Report the count of lines below in which the string "Cool" occurs; include nothing else.

○ ○ ○

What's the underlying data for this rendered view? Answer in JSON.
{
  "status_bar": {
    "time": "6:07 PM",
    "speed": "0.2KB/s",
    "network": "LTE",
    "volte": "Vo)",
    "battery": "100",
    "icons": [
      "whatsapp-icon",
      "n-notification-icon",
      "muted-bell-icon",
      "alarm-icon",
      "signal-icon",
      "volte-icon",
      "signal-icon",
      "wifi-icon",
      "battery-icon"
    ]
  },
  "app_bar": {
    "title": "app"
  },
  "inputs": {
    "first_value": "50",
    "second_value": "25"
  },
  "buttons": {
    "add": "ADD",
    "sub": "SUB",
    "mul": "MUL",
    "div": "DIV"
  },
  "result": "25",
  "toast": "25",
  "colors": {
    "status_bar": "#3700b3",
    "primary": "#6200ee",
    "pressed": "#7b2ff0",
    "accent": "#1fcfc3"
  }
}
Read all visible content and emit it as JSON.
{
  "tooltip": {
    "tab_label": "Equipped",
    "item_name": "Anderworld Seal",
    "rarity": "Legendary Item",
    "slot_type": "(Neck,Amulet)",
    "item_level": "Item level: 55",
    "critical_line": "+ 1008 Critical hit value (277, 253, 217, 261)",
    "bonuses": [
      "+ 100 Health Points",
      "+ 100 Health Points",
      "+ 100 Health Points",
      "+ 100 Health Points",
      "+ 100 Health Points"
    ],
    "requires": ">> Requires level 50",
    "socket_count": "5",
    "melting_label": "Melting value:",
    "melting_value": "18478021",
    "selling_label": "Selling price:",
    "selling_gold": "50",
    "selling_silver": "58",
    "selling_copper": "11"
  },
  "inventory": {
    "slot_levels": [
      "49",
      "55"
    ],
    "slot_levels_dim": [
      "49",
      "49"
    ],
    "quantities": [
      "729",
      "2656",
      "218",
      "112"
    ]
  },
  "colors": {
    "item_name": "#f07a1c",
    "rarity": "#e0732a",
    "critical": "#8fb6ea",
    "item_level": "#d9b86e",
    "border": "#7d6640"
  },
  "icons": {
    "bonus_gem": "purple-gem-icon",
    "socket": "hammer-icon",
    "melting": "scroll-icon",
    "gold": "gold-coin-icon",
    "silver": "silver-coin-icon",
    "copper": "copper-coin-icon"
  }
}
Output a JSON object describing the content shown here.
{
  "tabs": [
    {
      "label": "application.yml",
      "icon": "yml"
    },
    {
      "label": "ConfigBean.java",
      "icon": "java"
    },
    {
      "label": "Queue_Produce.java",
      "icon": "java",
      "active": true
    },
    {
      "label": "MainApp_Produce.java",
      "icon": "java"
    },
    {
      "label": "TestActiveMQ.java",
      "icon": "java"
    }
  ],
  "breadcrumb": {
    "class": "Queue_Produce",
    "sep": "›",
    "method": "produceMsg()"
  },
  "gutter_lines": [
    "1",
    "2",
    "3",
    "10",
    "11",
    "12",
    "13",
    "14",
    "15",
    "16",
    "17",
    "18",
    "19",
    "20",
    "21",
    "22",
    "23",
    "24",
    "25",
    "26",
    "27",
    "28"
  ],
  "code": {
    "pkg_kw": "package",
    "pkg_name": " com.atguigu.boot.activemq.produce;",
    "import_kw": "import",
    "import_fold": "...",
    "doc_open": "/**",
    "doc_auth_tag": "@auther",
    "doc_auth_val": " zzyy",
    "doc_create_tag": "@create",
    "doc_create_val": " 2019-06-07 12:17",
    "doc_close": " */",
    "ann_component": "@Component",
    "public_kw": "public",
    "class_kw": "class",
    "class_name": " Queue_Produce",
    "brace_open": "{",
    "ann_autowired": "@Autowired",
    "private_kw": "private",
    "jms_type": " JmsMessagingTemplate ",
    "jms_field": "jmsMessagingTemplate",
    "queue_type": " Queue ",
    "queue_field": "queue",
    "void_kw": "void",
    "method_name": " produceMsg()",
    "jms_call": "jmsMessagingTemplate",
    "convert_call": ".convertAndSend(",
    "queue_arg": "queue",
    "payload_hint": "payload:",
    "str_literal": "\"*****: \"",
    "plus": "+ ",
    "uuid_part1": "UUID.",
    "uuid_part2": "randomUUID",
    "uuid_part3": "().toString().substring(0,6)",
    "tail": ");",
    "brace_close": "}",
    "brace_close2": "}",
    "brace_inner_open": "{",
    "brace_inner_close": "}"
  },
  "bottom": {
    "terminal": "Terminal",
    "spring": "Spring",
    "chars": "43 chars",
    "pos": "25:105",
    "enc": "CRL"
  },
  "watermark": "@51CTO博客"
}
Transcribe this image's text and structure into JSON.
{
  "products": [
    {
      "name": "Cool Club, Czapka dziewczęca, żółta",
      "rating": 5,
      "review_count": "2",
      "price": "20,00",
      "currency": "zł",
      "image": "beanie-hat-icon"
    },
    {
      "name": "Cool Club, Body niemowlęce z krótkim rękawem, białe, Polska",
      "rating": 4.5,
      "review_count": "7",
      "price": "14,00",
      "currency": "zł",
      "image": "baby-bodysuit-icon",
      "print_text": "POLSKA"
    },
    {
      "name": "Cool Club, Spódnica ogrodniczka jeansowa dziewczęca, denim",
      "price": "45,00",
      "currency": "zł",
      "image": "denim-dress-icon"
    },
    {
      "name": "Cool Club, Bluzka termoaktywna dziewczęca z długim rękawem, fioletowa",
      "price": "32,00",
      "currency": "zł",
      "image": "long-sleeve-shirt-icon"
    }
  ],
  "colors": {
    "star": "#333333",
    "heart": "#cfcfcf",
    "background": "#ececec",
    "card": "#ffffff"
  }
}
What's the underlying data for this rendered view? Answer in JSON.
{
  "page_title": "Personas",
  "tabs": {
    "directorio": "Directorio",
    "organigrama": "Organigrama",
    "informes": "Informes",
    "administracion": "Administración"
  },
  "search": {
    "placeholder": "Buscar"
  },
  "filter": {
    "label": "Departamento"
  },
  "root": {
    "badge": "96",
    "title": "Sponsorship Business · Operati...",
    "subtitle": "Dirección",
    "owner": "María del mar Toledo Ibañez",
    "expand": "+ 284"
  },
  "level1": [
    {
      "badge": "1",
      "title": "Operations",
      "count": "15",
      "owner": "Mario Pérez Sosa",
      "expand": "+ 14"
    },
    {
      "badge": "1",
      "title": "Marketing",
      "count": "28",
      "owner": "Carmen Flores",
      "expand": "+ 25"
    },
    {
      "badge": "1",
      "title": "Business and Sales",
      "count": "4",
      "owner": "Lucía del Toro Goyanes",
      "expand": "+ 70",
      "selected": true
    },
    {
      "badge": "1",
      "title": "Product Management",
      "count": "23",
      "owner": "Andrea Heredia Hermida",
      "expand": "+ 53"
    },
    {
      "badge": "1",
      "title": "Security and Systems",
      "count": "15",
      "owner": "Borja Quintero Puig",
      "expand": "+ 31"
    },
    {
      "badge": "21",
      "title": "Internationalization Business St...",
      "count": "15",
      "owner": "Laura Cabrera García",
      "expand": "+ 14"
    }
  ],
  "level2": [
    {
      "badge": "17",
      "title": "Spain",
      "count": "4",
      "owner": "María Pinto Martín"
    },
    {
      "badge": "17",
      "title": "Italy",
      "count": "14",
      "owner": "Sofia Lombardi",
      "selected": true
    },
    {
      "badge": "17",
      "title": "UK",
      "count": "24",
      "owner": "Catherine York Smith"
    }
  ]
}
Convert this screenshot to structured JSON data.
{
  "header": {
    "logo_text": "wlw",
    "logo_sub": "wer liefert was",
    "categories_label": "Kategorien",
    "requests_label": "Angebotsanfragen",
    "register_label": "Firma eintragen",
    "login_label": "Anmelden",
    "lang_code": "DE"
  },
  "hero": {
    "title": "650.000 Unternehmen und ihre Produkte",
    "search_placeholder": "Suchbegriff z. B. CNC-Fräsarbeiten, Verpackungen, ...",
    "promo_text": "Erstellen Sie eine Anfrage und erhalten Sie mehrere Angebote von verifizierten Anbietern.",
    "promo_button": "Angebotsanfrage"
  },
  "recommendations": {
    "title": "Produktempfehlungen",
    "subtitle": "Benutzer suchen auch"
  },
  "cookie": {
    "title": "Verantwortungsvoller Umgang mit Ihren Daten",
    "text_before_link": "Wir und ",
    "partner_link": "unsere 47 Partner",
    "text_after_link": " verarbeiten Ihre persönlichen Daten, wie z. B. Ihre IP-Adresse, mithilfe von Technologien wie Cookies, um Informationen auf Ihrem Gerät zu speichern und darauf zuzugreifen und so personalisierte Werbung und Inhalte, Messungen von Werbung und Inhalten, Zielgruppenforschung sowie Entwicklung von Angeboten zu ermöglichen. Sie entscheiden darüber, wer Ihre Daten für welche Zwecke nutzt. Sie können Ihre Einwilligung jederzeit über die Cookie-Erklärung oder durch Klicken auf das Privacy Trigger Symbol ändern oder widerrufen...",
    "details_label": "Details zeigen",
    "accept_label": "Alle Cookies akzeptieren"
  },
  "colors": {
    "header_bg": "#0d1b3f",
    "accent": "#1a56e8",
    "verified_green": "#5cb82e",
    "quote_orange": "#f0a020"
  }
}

○ ○ ○

| SOLUTION |
4